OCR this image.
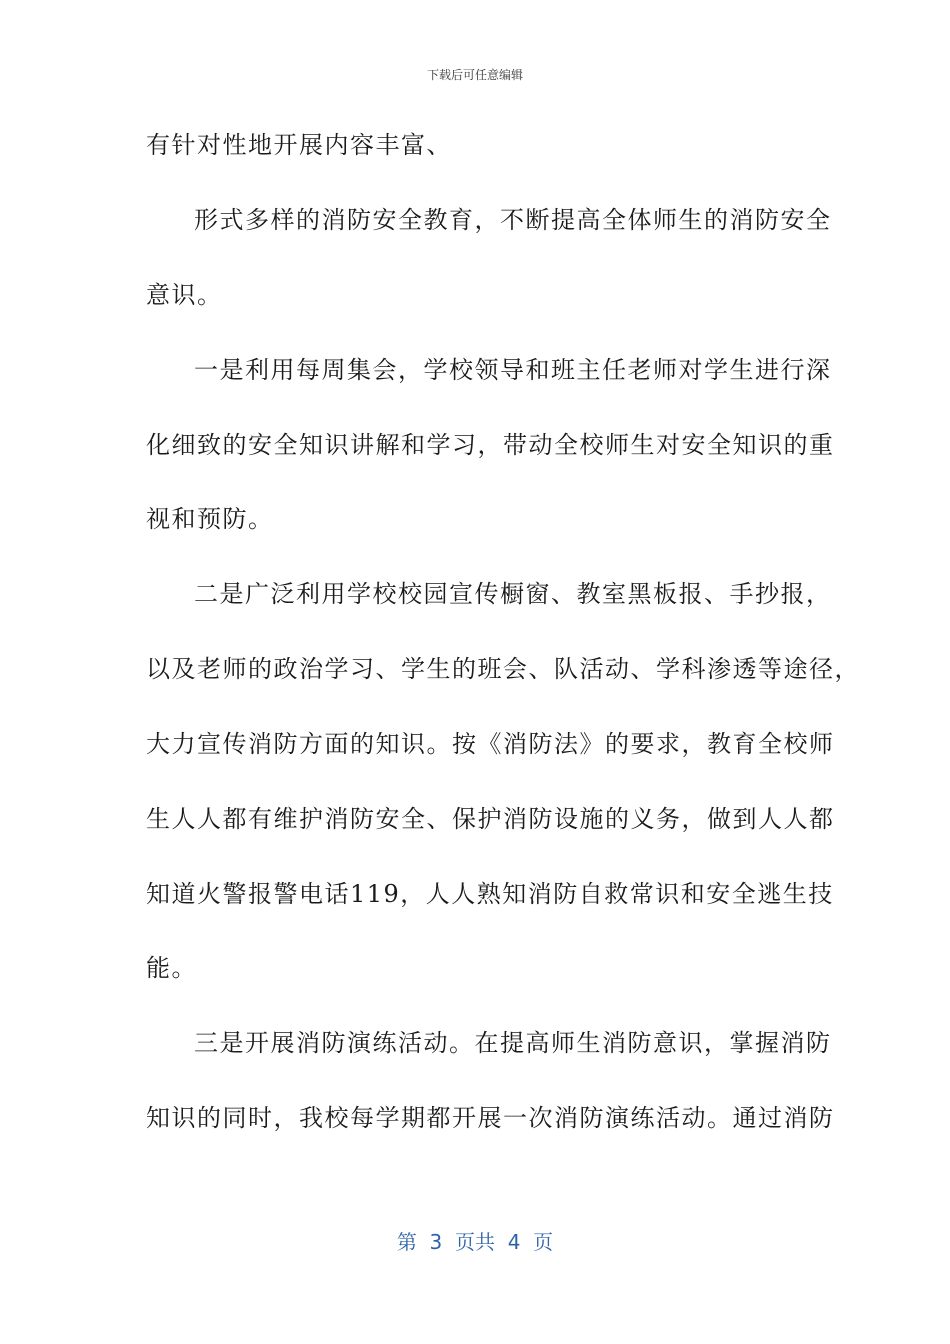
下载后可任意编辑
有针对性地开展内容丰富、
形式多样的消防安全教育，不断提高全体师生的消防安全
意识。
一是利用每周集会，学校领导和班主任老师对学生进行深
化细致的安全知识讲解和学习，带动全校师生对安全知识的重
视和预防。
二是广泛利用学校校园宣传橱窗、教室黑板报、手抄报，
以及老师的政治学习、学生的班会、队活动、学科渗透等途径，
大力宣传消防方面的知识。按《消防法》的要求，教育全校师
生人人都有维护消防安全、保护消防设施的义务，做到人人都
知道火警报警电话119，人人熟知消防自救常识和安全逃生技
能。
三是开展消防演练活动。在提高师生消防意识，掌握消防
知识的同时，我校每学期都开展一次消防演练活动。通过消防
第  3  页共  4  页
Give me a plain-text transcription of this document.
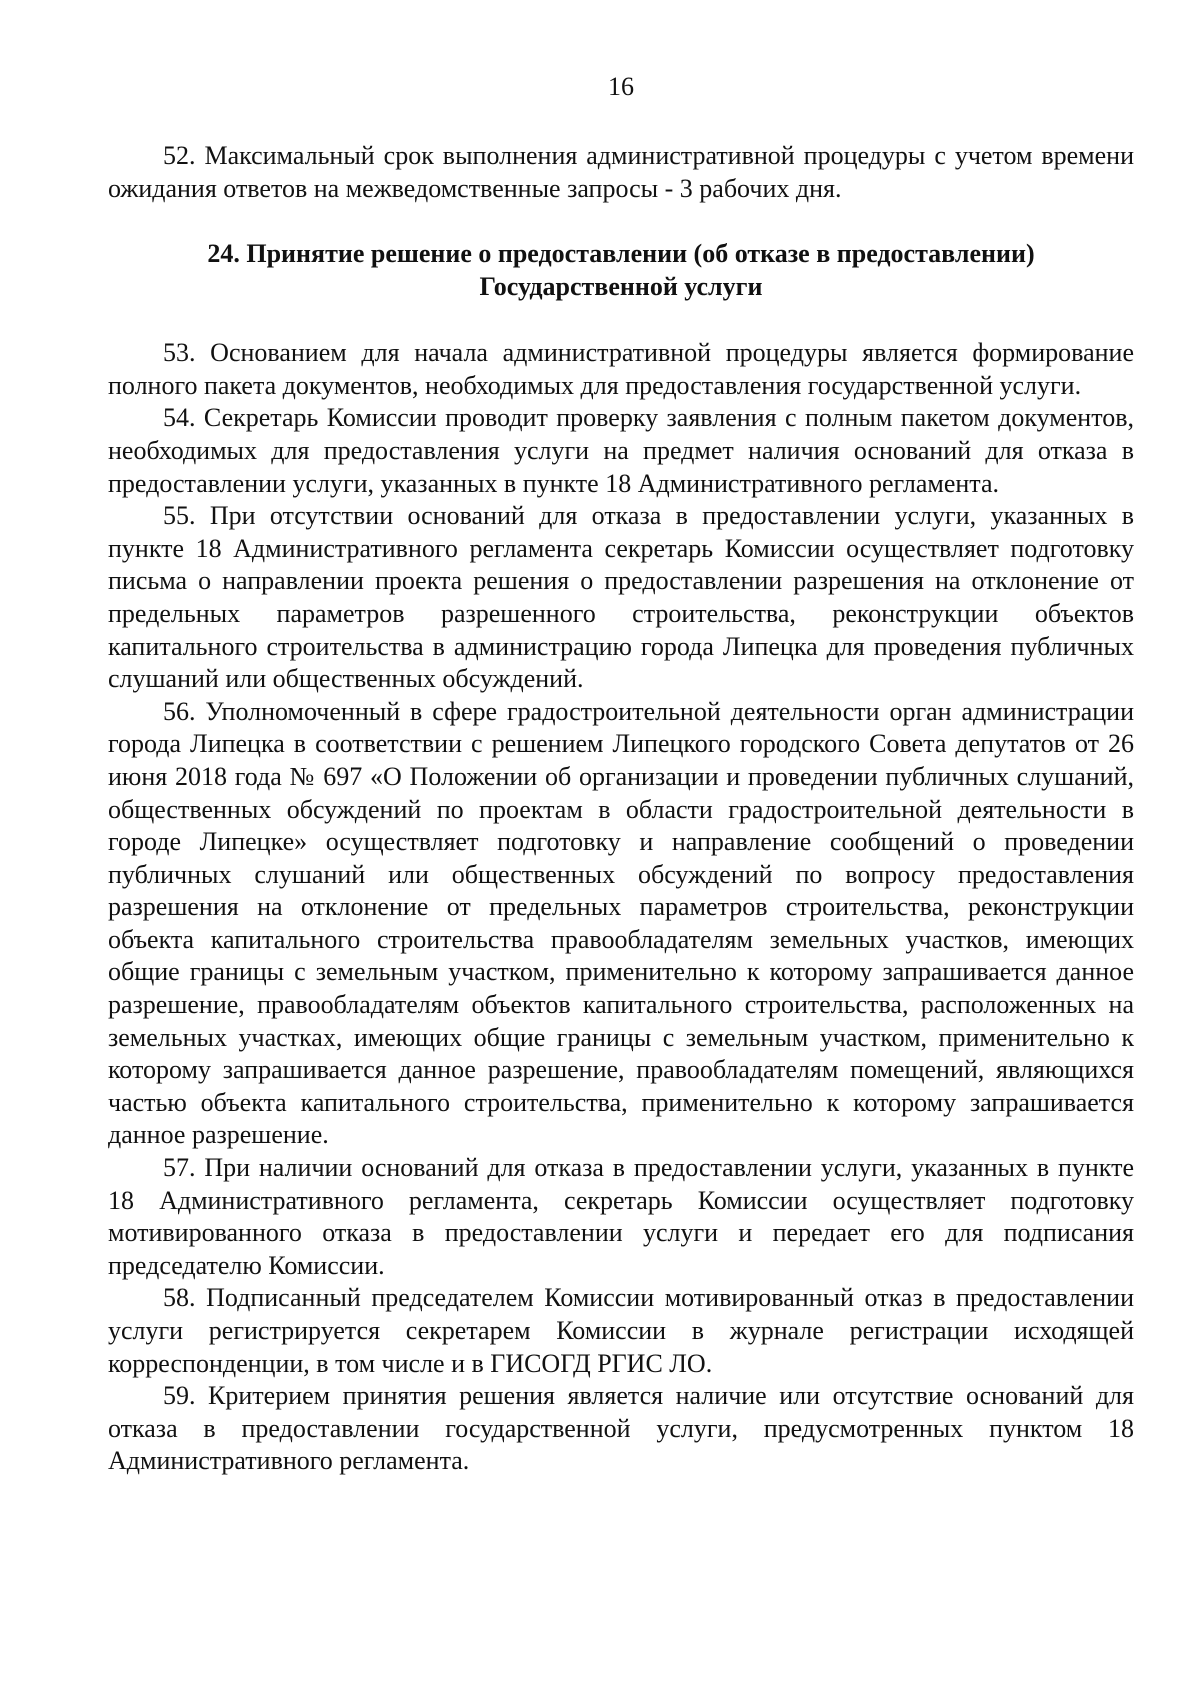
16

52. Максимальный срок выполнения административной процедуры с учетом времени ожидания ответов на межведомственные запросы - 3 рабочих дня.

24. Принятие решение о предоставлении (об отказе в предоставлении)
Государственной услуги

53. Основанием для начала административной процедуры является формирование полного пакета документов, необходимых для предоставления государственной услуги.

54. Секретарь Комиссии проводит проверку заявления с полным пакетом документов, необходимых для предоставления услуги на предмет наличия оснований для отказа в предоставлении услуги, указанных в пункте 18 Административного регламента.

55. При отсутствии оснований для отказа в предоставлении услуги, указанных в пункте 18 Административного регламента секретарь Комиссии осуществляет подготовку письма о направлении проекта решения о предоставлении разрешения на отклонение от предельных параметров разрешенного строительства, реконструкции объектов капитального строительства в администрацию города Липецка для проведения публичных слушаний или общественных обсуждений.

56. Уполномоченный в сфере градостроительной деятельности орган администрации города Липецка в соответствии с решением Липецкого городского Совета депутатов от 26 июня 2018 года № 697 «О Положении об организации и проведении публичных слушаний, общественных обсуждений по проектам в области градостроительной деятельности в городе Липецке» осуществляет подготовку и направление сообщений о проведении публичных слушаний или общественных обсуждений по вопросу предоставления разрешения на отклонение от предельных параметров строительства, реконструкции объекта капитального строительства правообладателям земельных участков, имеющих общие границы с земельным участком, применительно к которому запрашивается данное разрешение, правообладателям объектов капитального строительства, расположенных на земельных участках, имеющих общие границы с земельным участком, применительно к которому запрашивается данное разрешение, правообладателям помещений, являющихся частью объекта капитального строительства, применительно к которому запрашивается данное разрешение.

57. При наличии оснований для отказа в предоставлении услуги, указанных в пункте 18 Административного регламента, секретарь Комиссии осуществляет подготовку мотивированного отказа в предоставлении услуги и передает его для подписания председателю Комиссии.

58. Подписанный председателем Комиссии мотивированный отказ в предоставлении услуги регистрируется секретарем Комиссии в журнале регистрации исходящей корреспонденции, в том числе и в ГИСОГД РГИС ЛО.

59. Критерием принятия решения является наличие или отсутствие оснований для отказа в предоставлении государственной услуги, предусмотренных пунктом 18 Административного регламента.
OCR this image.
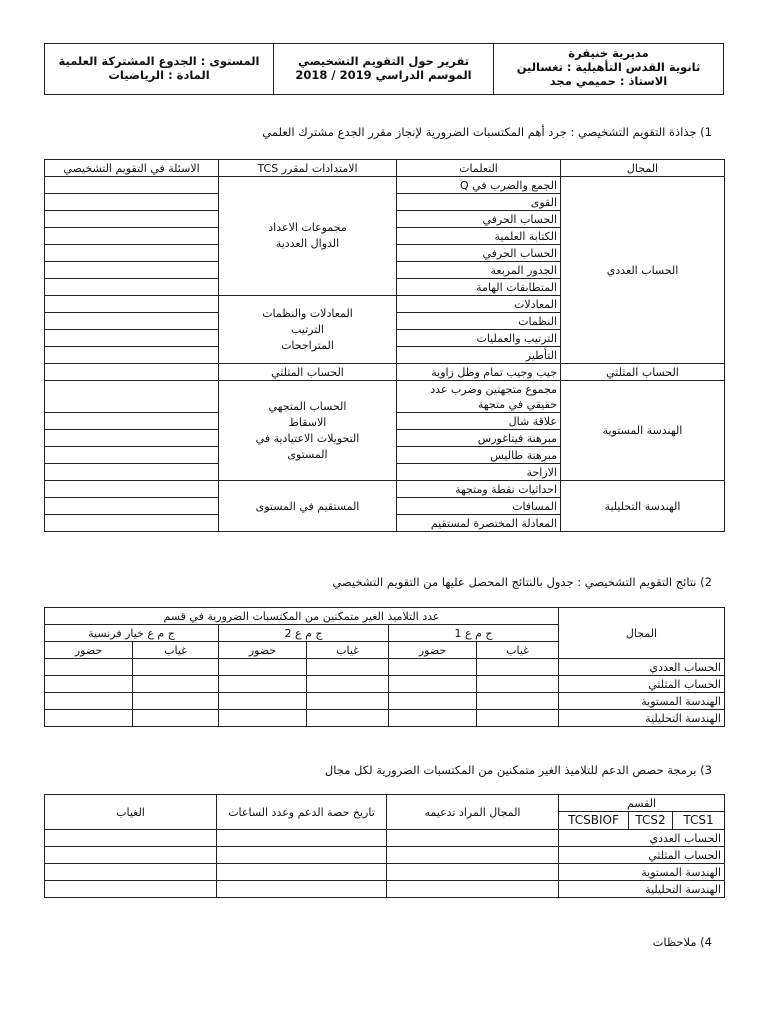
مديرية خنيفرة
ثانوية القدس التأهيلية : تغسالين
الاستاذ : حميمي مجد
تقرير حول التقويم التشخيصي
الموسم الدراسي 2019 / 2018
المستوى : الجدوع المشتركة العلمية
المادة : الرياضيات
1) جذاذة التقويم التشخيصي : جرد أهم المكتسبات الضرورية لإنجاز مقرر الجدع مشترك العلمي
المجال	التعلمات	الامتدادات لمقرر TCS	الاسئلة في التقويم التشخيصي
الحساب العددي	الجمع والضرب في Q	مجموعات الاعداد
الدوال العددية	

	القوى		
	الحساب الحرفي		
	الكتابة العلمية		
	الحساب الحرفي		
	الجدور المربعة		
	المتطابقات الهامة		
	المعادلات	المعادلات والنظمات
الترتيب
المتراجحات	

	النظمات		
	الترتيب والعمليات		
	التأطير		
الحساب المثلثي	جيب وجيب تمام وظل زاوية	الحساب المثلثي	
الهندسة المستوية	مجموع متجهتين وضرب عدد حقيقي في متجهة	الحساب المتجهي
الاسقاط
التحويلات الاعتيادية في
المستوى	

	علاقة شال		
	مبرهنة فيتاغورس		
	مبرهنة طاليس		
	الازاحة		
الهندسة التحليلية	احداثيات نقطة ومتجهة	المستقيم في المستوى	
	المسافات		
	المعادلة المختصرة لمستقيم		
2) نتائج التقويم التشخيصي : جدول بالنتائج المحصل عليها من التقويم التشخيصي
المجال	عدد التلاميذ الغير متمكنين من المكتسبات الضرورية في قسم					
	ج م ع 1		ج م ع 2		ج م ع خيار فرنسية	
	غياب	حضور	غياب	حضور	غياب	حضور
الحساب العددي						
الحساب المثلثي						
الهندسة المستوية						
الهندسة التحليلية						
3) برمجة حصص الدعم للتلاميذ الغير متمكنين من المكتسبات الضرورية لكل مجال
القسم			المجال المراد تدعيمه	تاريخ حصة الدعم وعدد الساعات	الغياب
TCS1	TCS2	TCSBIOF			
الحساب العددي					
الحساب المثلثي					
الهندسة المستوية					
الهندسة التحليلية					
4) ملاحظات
========
> **STATED EXERCISE**
Without the pictures, print the records in full, exactly as they appear.

> **RESPONSE**
OCR this image.
下载后可任意编辑
有针对性地开展内容丰富、
形式多样的消防安全教育，不断提高全体师生的消防安全
意识。
一是利用每周集会，学校领导和班主任老师对学生进行深
化细致的安全知识讲解和学习，带动全校师生对安全知识的重
视和预防。
二是广泛利用学校校园宣传橱窗、教室黑板报、手抄报，
以及老师的政治学习、学生的班会、队活动、学科渗透等途径，
大力宣传消防方面的知识。按《消防法》的要求，教育全校师
生人人都有维护消防安全、保护消防设施的义务，做到人人都
知道火警报警电话119，人人熟知消防自救常识和安全逃生技
能。
三是开展消防演练活动。在提高师生消防意识，掌握消防
知识的同时，我校每学期都开展一次消防演练活动。通过消防
第  3  页共  4  页
Give me a plain-text transcription of this document.
16

52. Максимальный срок выполнения административной процедуры с учетом времени ожидания ответов на межведомственные запросы - 3 рабочих дня.

24. Принятие решение о предоставлении (об отказе в предоставлении)
Государственной услуги

53. Основанием для начала административной процедуры является формирование полного пакета документов, необходимых для предоставления государственной услуги.

54. Секретарь Комиссии проводит проверку заявления с полным пакетом документов, необходимых для предоставления услуги на предмет наличия оснований для отказа в предоставлении услуги, указанных в пункте 18 Административного регламента.

55. При отсутствии оснований для отказа в предоставлении услуги, указанных в пункте 18 Административного регламента секретарь Комиссии осуществляет подготовку письма о направлении проекта решения о предоставлении разрешения на отклонение от предельных параметров разрешенного строительства, реконструкции объектов капитального строительства в администрацию города Липецка для проведения публичных слушаний или общественных обсуждений.

56. Уполномоченный в сфере градостроительной деятельности орган администрации города Липецка в соответствии с решением Липецкого городского Совета депутатов от 26 июня 2018 года № 697 «О Положении об организации и проведении публичных слушаний, общественных обсуждений по проектам в области градостроительной деятельности в городе Липецке» осуществляет подготовку и направление сообщений о проведении публичных слушаний или общественных обсуждений по вопросу предоставления разрешения на отклонение от предельных параметров строительства, реконструкции объекта капитального строительства правообладателям земельных участков, имеющих общие границы с земельным участком, применительно к которому запрашивается данное разрешение, правообладателям объектов капитального строительства, расположенных на земельных участках, имеющих общие границы с земельным участком, применительно к которому запрашивается данное разрешение, правообладателям помещений, являющихся частью объекта капитального строительства, применительно к которому запрашивается данное разрешение.

57. При наличии оснований для отказа в предоставлении услуги, указанных в пункте 18 Административного регламента, секретарь Комиссии осуществляет подготовку мотивированного отказа в предоставлении услуги и передает его для подписания председателю Комиссии.

58. Подписанный председателем Комиссии мотивированный отказ в предоставлении услуги регистрируется секретарем Комиссии в журнале регистрации исходящей корреспонденции, в том числе и в ГИСОГД РГИС ЛО.

59. Критерием принятия решения является наличие или отсутствие оснований для отказа в предоставлении государственной услуги, предусмотренных пунктом 18 Административного регламента.
OCR this image.
مديرية خنيفرة
ثانوية القدس التأهيلية : تغسالين
الاستاذ : حميمي مجد
تقرير حول التقويم التشخيصي
الموسم الدراسي 2019 / 2018
المستوى : الجدوع المشتركة العلمية
المادة : الرياضيات
1) جذاذة التقويم التشخيصي : جرد أهم المكتسبات الضرورية لإنجاز مقرر الجدع مشترك العلمي
المجال	التعلمات	الامتدادات لمقرر TCS	الاسئلة في التقويم التشخيصي
الحساب العددي	الجمع والضرب في Q	مجموعات الاعداد
الدوال العددية	

	القوى		
	الحساب الحرفي		
	الكتابة العلمية		
	الحساب الحرفي		
	الجدور المربعة		
	المتطابقات الهامة		
	المعادلات	المعادلات والنظمات
الترتيب
المتراجحات	

	النظمات		
	الترتيب والعمليات		
	التأطير		
الحساب المثلثي	جيب وجيب تمام وظل زاوية	الحساب المثلثي	
الهندسة المستوية	مجموع متجهتين وضرب عدد حقيقي في متجهة	الحساب المتجهي
الاسقاط
التحويلات الاعتيادية في
المستوى	

	علاقة شال		
	مبرهنة فيتاغورس		
	مبرهنة طاليس		
	الازاحة		
الهندسة التحليلية	احداثيات نقطة ومتجهة	المستقيم في المستوى	
	المسافات		
	المعادلة المختصرة لمستقيم		
2) نتائج التقويم التشخيصي : جدول بالنتائج المحصل عليها من التقويم التشخيصي
المجال	عدد التلاميذ الغير متمكنين من المكتسبات الضرورية في قسم					
	ج م ع 1		ج م ع 2		ج م ع خيار فرنسية	
	غياب	حضور	غياب	حضور	غياب	حضور
الحساب العددي						
الحساب المثلثي						
الهندسة المستوية						
الهندسة التحليلية						
3) برمجة حصص الدعم للتلاميذ الغير متمكنين من المكتسبات الضرورية لكل مجال
القسم			المجال المراد تدعيمه	تاريخ حصة الدعم وعدد الساعات	الغياب
TCS1	TCS2	TCSBIOF			
الحساب العددي					
الحساب المثلثي					
الهندسة المستوية					
الهندسة التحليلية					
4) ملاحظات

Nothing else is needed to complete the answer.